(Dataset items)
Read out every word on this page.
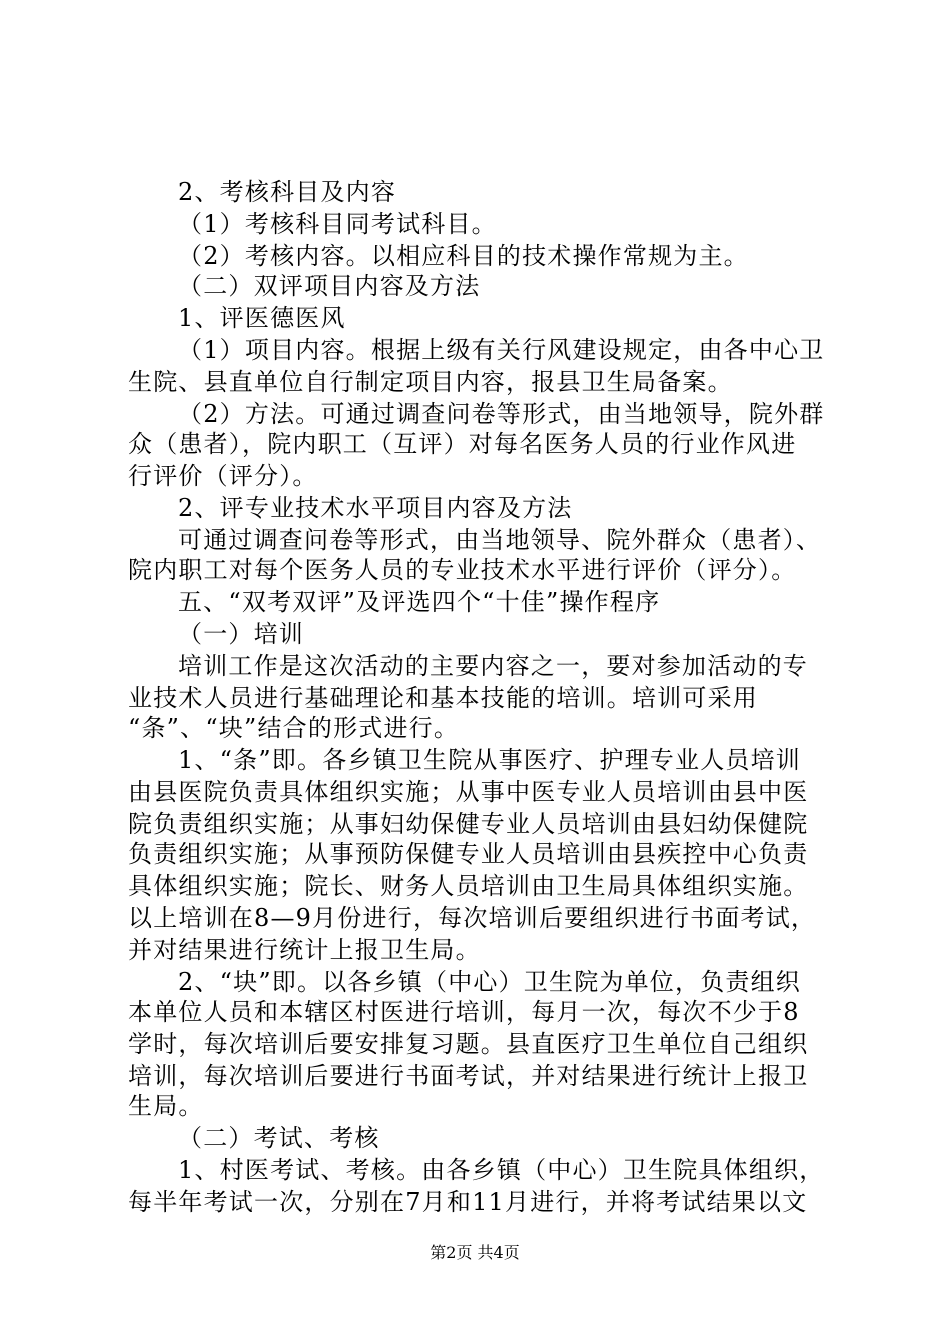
2、考核科目及内容
（1）考核科目同考试科目。
（2）考核内容。以相应科目的技术操作常规为主。
（二）双评项目内容及方法
1、评医德医风
（1）项目内容。根据上级有关行风建设规定，由各中心卫
生院、县直单位自行制定项目内容，报县卫生局备案。
（2）方法。可通过调查问卷等形式，由当地领导，院外群
众（患者），院内职工（互评）对每名医务人员的行业作风进
行评价（评分）。
2、评专业技术水平项目内容及方法
可通过调查问卷等形式，由当地领导、院外群众（患者）、
院内职工对每个医务人员的专业技术水平进行评价（评分）。
五、“双考双评”及评选四个“十佳”操作程序
（一）培训
培训工作是这次活动的主要内容之一，要对参加活动的专
业技术人员进行基础理论和基本技能的培训。培训可采用
“条”、“块”结合的形式进行。
1、“条”即。各乡镇卫生院从事医疗、护理专业人员培训
由县医院负责具体组织实施；从事中医专业人员培训由县中医
院负责组织实施；从事妇幼保健专业人员培训由县妇幼保健院
负责组织实施；从事预防保健专业人员培训由县疾控中心负责
具体组织实施；院长、财务人员培训由卫生局具体组织实施。
以上培训在8—9月份进行，每次培训后要组织进行书面考试，
并对结果进行统计上报卫生局。
2、“块”即。以各乡镇（中心）卫生院为单位，负责组织
本单位人员和本辖区村医进行培训，每月一次，每次不少于8
学时，每次培训后要安排复习题。县直医疗卫生单位自己组织
培训，每次培训后要进行书面考试，并对结果进行统计上报卫
生局。
（二）考试、考核
1、村医考试、考核。由各乡镇（中心）卫生院具体组织，
每半年考试一次，分别在7月和11月进行，并将考试结果以文
第2页 共4页
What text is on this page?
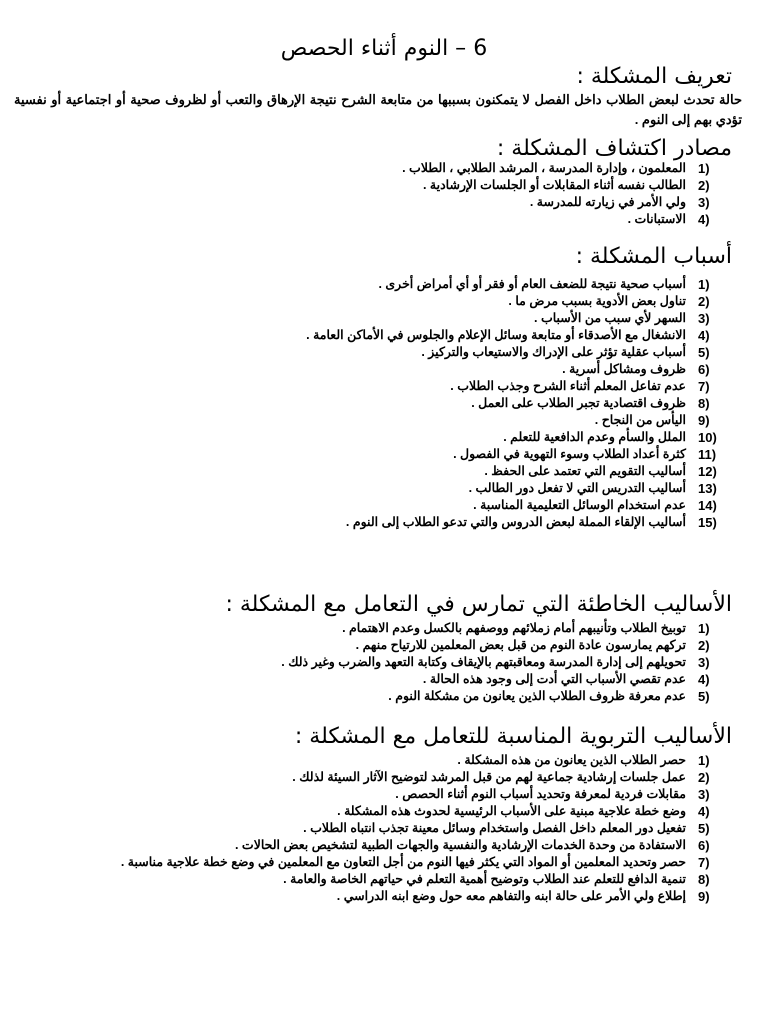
6 – النوم أثناء الحصص
تعريف المشكلة :

حالة تحدث لبعض الطلاب داخل الفصل لا يتمكنون بسببها من متابعة الشرح نتيجة الإرهاق والتعب أو لظروف صحية أو اجتماعية أو نفسية تؤدي بهم إلى النوم .

مصادر اكتشاف المشكلة :
1)
المعلمون ، وإدارة المدرسة ، المرشد الطلابي ، الطلاب .
2)
الطالب نفسه أثناء المقابلات أو الجلسات الإرشادية .
3)
ولي الأمر في زيارته للمدرسة .
4)
الاستبانات .
أسباب المشكلة :
1)
أسباب صحية نتيجة للضعف العام أو فقر أو أي أمراض أخرى .
2)
تناول بعض الأدوية بسبب مرض ما .
3)
السهر لأي سبب من الأسباب .
4)
الانشغال مع الأصدقاء أو متابعة وسائل الإعلام والجلوس في الأماكن العامة .
5)
أسباب عقلية تؤثر على الإدراك والاستيعاب والتركيز .
6)
ظروف ومشاكل أسرية .
7)
عدم تفاعل المعلم أثناء الشرح وجذب الطلاب .
8)
ظروف اقتصادية تجبر الطلاب على العمل .
9)
اليأس من النجاح .
10)
الملل والسأم وعدم الدافعية للتعلم .
11)
كثرة أعداد الطلاب وسوء التهوية في الفصول .
12)
أساليب التقويم التي تعتمد على الحفظ .
13)
أساليب التدريس التي لا تفعل دور الطالب .
14)
عدم استخدام الوسائل التعليمية المناسبة .
15)
أساليب الإلقاء المملة لبعض الدروس والتي تدعو الطلاب إلى النوم .
الأساليب الخاطئة التي تمارس في التعامل مع المشكلة :
1)
توبيخ الطلاب وتأنيبهم أمام زملائهم ووصفهم بالكسل وعدم الاهتمام .
2)
تركهم يمارسون عادة النوم من قبل بعض المعلمين للارتياح منهم .
3)
تحويلهم إلى إدارة المدرسة ومعاقبتهم بالإيقاف وكتابة التعهد والضرب وغير ذلك .
4)
عدم تقصي الأسباب التي أدت إلى وجود هذه الحالة .
5)
عدم معرفة ظروف الطلاب الذين يعانون من مشكلة النوم .
الأساليب التربوية المناسبة للتعامل مع المشكلة :
1)
حصر الطلاب الذين يعانون من هذه المشكلة .
2)
عمل جلسات إرشادية جماعية لهم من قبل المرشد لتوضيح الآثار السيئة لذلك .
3)
مقابلات فردية لمعرفة وتحديد أسباب النوم أثناء الحصص .
4)
وضع خطة علاجية مبنية على الأسباب الرئيسية لحدوث هذه المشكلة .
5)
تفعيل دور المعلم داخل الفصل واستخدام وسائل معينة تجذب انتباه الطلاب .
6)
الاستفادة من وحدة الخدمات الإرشادية والنفسية والجهات الطبية لتشخيص بعض الحالات .
7)
حصر وتحديد المعلمين أو المواد التي يكثر فيها النوم من أجل التعاون مع المعلمين في وضع خطة علاجية مناسبة .
8)
تنمية الدافع للتعلم عند الطلاب وتوضيح أهمية التعلم في حياتهم الخاصة والعامة .
9)
إطلاع ولي الأمر على حالة ابنه والتفاهم معه حول وضع ابنه الدراسي .
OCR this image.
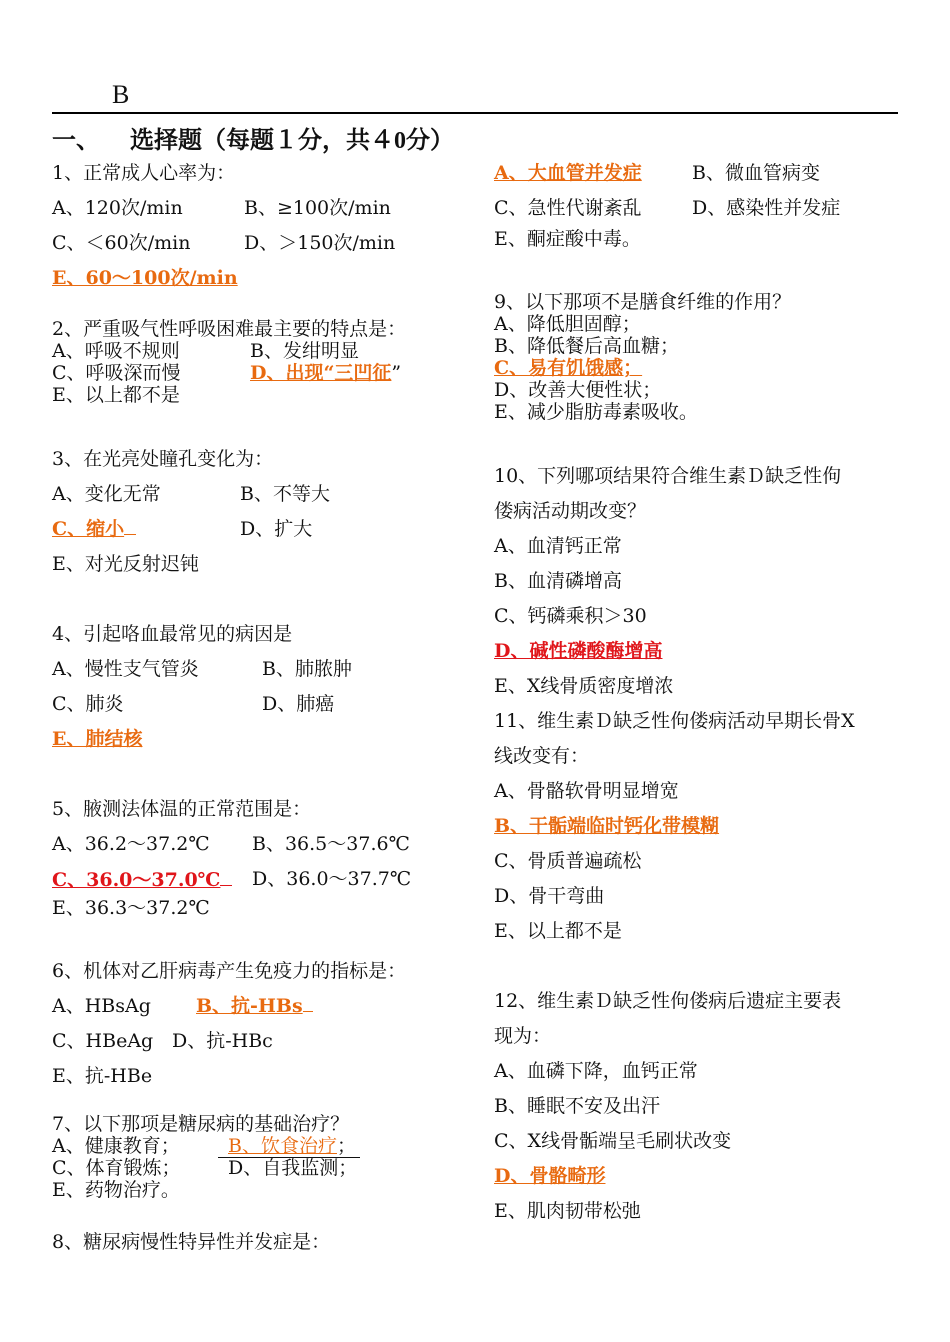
B
一、 选择题（每题１分，共４0分）
1、正常成人心率为：
A、120次/min	B、≥100次/min
C、＜60次/min	D、＞150次/min
E、60～100次/min
2、严重吸气性呼吸困难最主要的特点是：
A、呼吸不规则	B、发绀明显
C、呼吸深而慢	D、出现“三凹征”
E、以上都不是
3、在光亮处瞳孔变化为：
A、变化无常	B、不等大
C、缩小	D、扩大
E、对光反射迟钝
4、引起咯血最常见的病因是
A、慢性支气管炎	B、肺脓肿
C、肺炎	D、肺癌
E、肺结核
5、腋测法体温的正常范围是：
A、36.2～37.2℃ B、36.5～37.6℃
C、36.0～37.0℃	D、36.0～37.7℃
E、36.3～37.2℃
6、机体对乙肝病毒产生免疫力的指标是：
A、HBsAg B、抗-HBs
C、HBeAg D、抗-HBc
E、抗-HBe
7、以下那项是糖尿病的基础治疗？
A、健康教育；	B、饮食治疗；
C、体育锻炼； D、自我监测；
E、药物治疗。
8、糖尿病慢性特异性并发症是：
A、大血管并发症	B、微血管病变
C、急性代谢紊乱	D、感染性并发症
E、酮症酸中毒。
9、以下那项不是膳食纤维的作用？
A、降低胆固醇；
B、降低餐后高血糖；
C、易有饥饿感；
D、改善大便性状；
E、减少脂肪毒素吸收。
10、下列哪项结果符合维生素Ｄ缺乏性佝
偻病活动期改变？
A、血清钙正常
B、血清磷增高
C、钙磷乘积＞30
D、碱性磷酸酶增高
E、X线骨质密度增浓
11、维生素Ｄ缺乏性佝偻病活动早期长骨X
线改变有：
A、骨骼软骨明显增宽
B、干骺端临时钙化带模糊
C、骨质普遍疏松
D、骨干弯曲
E、以上都不是
12、维生素Ｄ缺乏性佝偻病后遗症主要表
现为：
A、血磷下降，血钙正常
B、睡眠不安及出汗
C、X线骨骺端呈毛刷状改变
D、骨骼畸形
E、肌肉韧带松弛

| EXERCISE BRIEF |
Make an exact copy of all entries above, dropping the images.

| ANSWER TO THIS TASK |
Read out every word on this page.
2、考核科目及内容
（1）考核科目同考试科目。
（2）考核内容。以相应科目的技术操作常规为主。
（二）双评项目内容及方法
1、评医德医风
（1）项目内容。根据上级有关行风建设规定，由各中心卫
生院、县直单位自行制定项目内容，报县卫生局备案。
（2）方法。可通过调查问卷等形式，由当地领导，院外群
众（患者），院内职工（互评）对每名医务人员的行业作风进
行评价（评分）。
2、评专业技术水平项目内容及方法
可通过调查问卷等形式，由当地领导、院外群众（患者）、
院内职工对每个医务人员的专业技术水平进行评价（评分）。
五、“双考双评”及评选四个“十佳”操作程序
（一）培训
培训工作是这次活动的主要内容之一，要对参加活动的专
业技术人员进行基础理论和基本技能的培训。培训可采用
“条”、“块”结合的形式进行。
1、“条”即。各乡镇卫生院从事医疗、护理专业人员培训
由县医院负责具体组织实施；从事中医专业人员培训由县中医
院负责组织实施；从事妇幼保健专业人员培训由县妇幼保健院
负责组织实施；从事预防保健专业人员培训由县疾控中心负责
具体组织实施；院长、财务人员培训由卫生局具体组织实施。
以上培训在8—9月份进行，每次培训后要组织进行书面考试，
并对结果进行统计上报卫生局。
2、“块”即。以各乡镇（中心）卫生院为单位，负责组织
本单位人员和本辖区村医进行培训，每月一次，每次不少于8
学时，每次培训后要安排复习题。县直医疗卫生单位自己组织
培训，每次培训后要进行书面考试，并对结果进行统计上报卫
生局。
（二）考试、考核
1、村医考试、考核。由各乡镇（中心）卫生院具体组织，
每半年考试一次，分别在7月和11月进行，并将考试结果以文
第2页 共4页
What text is on this page?
6 – النوم أثناء الحصص
تعريف المشكلة :

حالة تحدث لبعض الطلاب داخل الفصل لا يتمكنون بسببها من متابعة الشرح نتيجة الإرهاق والتعب أو لظروف صحية أو اجتماعية أو نفسية تؤدي بهم إلى النوم .

مصادر اكتشاف المشكلة :
1)
المعلمون ، وإدارة المدرسة ، المرشد الطلابي ، الطلاب .
2)
الطالب نفسه أثناء المقابلات أو الجلسات الإرشادية .
3)
ولي الأمر في زيارته للمدرسة .
4)
الاستبانات .
أسباب المشكلة :
1)
أسباب صحية نتيجة للضعف العام أو فقر أو أي أمراض أخرى .
2)
تناول بعض الأدوية بسبب مرض ما .
3)
السهر لأي سبب من الأسباب .
4)
الانشغال مع الأصدقاء أو متابعة وسائل الإعلام والجلوس في الأماكن العامة .
5)
أسباب عقلية تؤثر على الإدراك والاستيعاب والتركيز .
6)
ظروف ومشاكل أسرية .
7)
عدم تفاعل المعلم أثناء الشرح وجذب الطلاب .
8)
ظروف اقتصادية تجبر الطلاب على العمل .
9)
اليأس من النجاح .
10)
الملل والسأم وعدم الدافعية للتعلم .
11)
كثرة أعداد الطلاب وسوء التهوية في الفصول .
12)
أساليب التقويم التي تعتمد على الحفظ .
13)
أساليب التدريس التي لا تفعل دور الطالب .
14)
عدم استخدام الوسائل التعليمية المناسبة .
15)
أساليب الإلقاء المملة لبعض الدروس والتي تدعو الطلاب إلى النوم .
الأساليب الخاطئة التي تمارس في التعامل مع المشكلة :
1)
توبيخ الطلاب وتأنيبهم أمام زملائهم ووصفهم بالكسل وعدم الاهتمام .
2)
تركهم يمارسون عادة النوم من قبل بعض المعلمين للارتياح منهم .
3)
تحويلهم إلى إدارة المدرسة ومعاقبتهم بالإيقاف وكتابة التعهد والضرب وغير ذلك .
4)
عدم تقصي الأسباب التي أدت إلى وجود هذه الحالة .
5)
عدم معرفة ظروف الطلاب الذين يعانون من مشكلة النوم .
الأساليب التربوية المناسبة للتعامل مع المشكلة :
1)
حصر الطلاب الذين يعانون من هذه المشكلة .
2)
عمل جلسات إرشادية جماعية لهم من قبل المرشد لتوضيح الآثار السيئة لذلك .
3)
مقابلات فردية لمعرفة وتحديد أسباب النوم أثناء الحصص .
4)
وضع خطة علاجية مبنية على الأسباب الرئيسية لحدوث هذه المشكلة .
5)
تفعيل دور المعلم داخل الفصل واستخدام وسائل معينة تجذب انتباه الطلاب .
6)
الاستفادة من وحدة الخدمات الإرشادية والنفسية والجهات الطبية لتشخيص بعض الحالات .
7)
حصر وتحديد المعلمين أو المواد التي يكثر فيها النوم من أجل التعاون مع المعلمين في وضع خطة علاجية مناسبة .
8)
تنمية الدافع للتعلم عند الطلاب وتوضيح أهمية التعلم في حياتهم الخاصة والعامة .
9)
إطلاع ولي الأمر على حالة ابنه والتفاهم معه حول وضع ابنه الدراسي .
OCR this image.
B
一、 选择题（每题１分，共４0分）
1、正常成人心率为：
A、120次/min	B、≥100次/min
C、＜60次/min	D、＞150次/min
E、60～100次/min
2、严重吸气性呼吸困难最主要的特点是：
A、呼吸不规则	B、发绀明显
C、呼吸深而慢	D、出现“三凹征”
E、以上都不是
3、在光亮处瞳孔变化为：
A、变化无常	B、不等大
C、缩小	D、扩大
E、对光反射迟钝
4、引起咯血最常见的病因是
A、慢性支气管炎	B、肺脓肿
C、肺炎	D、肺癌
E、肺结核
5、腋测法体温的正常范围是：
A、36.2～37.2℃ B、36.5～37.6℃
C、36.0～37.0℃	D、36.0～37.7℃
E、36.3～37.2℃
6、机体对乙肝病毒产生免疫力的指标是：
A、HBsAg B、抗-HBs
C、HBeAg D、抗-HBc
E、抗-HBe
7、以下那项是糖尿病的基础治疗？
A、健康教育；	B、饮食治疗；
C、体育锻炼； D、自我监测；
E、药物治疗。
8、糖尿病慢性特异性并发症是：
A、大血管并发症	B、微血管病变
C、急性代谢紊乱	D、感染性并发症
E、酮症酸中毒。
9、以下那项不是膳食纤维的作用？
A、降低胆固醇；
B、降低餐后高血糖；
C、易有饥饿感；
D、改善大便性状；
E、减少脂肪毒素吸收。
10、下列哪项结果符合维生素Ｄ缺乏性佝
偻病活动期改变？
A、血清钙正常
B、血清磷增高
C、钙磷乘积＞30
D、碱性磷酸酶增高
E、X线骨质密度增浓
11、维生素Ｄ缺乏性佝偻病活动早期长骨X
线改变有：
A、骨骼软骨明显增宽
B、干骺端临时钙化带模糊
C、骨质普遍疏松
D、骨干弯曲
E、以上都不是
12、维生素Ｄ缺乏性佝偻病后遗症主要表
现为：
A、血磷下降，血钙正常
B、睡眠不安及出汗
C、X线骨骺端呈毛刷状改变
D、骨骼畸形
E、肌肉韧带松弛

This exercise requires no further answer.